* begin *

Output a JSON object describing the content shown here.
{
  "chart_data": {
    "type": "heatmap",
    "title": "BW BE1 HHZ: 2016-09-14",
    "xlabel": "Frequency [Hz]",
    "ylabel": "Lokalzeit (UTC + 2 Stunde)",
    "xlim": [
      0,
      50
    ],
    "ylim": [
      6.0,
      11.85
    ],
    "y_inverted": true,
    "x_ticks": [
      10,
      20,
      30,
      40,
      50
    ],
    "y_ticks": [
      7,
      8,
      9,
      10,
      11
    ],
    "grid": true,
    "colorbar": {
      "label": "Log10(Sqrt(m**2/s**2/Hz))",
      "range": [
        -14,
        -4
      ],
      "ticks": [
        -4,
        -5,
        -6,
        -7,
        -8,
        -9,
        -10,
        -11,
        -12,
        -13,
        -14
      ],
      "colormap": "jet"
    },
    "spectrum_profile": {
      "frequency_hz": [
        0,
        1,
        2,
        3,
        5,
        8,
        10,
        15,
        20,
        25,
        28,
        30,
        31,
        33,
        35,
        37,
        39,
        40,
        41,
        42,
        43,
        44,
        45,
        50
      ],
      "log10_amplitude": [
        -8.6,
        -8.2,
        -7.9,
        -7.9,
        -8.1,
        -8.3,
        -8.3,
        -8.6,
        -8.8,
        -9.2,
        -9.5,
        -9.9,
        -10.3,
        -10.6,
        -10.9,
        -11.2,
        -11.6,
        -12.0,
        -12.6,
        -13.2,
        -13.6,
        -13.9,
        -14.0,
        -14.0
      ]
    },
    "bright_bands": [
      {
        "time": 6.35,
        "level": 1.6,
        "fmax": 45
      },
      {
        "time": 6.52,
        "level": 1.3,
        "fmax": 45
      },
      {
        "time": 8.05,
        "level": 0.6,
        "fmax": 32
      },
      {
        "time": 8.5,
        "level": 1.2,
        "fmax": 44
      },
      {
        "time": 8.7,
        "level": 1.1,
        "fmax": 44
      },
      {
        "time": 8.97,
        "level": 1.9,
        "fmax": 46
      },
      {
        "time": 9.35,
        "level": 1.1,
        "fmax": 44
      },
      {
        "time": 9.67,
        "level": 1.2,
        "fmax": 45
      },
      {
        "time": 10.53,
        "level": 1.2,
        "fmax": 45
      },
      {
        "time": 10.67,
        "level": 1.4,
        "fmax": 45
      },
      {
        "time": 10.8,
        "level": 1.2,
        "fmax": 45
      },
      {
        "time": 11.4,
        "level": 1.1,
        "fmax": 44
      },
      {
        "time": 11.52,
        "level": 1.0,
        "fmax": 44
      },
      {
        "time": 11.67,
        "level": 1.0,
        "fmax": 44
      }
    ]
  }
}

* end *

[TO BE DONE] Give an exact copy of all the data shown above.

[EXPECTED OUTPUT]
Output a JSON object describing the content shown here.
{
  "chart_data": {
    "type": "heatmap",
    "title": "BW BE1 HHZ: 2016-09-14",
    "xlabel": "Frequency [Hz]",
    "ylabel": "Lokalzeit (UTC + 2 Stunde)",
    "xlim": [
      0,
      50
    ],
    "ylim": [
      6.0,
      11.85
    ],
    "y_inverted": true,
    "x_ticks": [
      10,
      20,
      30,
      40,
      50
    ],
    "y_ticks": [
      7,
      8,
      9,
      10,
      11
    ],
    "grid": true,
    "colorbar": {
      "label": "Log10(Sqrt(m**2/s**2/Hz))",
      "range": [
        -14,
        -4
      ],
      "ticks": [
        -4,
        -5,
        -6,
        -7,
        -8,
        -9,
        -10,
        -11,
        -12,
        -13,
        -14
      ],
      "colormap": "jet"
    },
    "spectrum_profile": {
      "frequency_hz": [
        0,
        1,
        2,
        3,
        5,
        8,
        10,
        15,
        20,
        25,
        28,
        30,
        31,
        33,
        35,
        37,
        39,
        40,
        41,
        42,
        43,
        44,
        45,
        50
      ],
      "log10_amplitude": [
        -8.6,
        -8.2,
        -7.9,
        -7.9,
        -8.1,
        -8.3,
        -8.3,
        -8.6,
        -8.8,
        -9.2,
        -9.5,
        -9.9,
        -10.3,
        -10.6,
        -10.9,
        -11.2,
        -11.6,
        -12.0,
        -12.6,
        -13.2,
        -13.6,
        -13.9,
        -14.0,
        -14.0
      ]
    },
    "bright_bands": [
      {
        "time": 6.35,
        "level": 1.6,
        "fmax": 45
      },
      {
        "time": 6.52,
        "level": 1.3,
        "fmax": 45
      },
      {
        "time": 8.05,
        "level": 0.6,
        "fmax": 32
      },
      {
        "time": 8.5,
        "level": 1.2,
        "fmax": 44
      },
      {
        "time": 8.7,
        "level": 1.1,
        "fmax": 44
      },
      {
        "time": 8.97,
        "level": 1.9,
        "fmax": 46
      },
      {
        "time": 9.35,
        "level": 1.1,
        "fmax": 44
      },
      {
        "time": 9.67,
        "level": 1.2,
        "fmax": 45
      },
      {
        "time": 10.53,
        "level": 1.2,
        "fmax": 45
      },
      {
        "time": 10.67,
        "level": 1.4,
        "fmax": 45
      },
      {
        "time": 10.8,
        "level": 1.2,
        "fmax": 45
      },
      {
        "time": 11.4,
        "level": 1.1,
        "fmax": 44
      },
      {
        "time": 11.52,
        "level": 1.0,
        "fmax": 44
      },
      {
        "time": 11.67,
        "level": 1.0,
        "fmax": 44
      }
    ]
  }
}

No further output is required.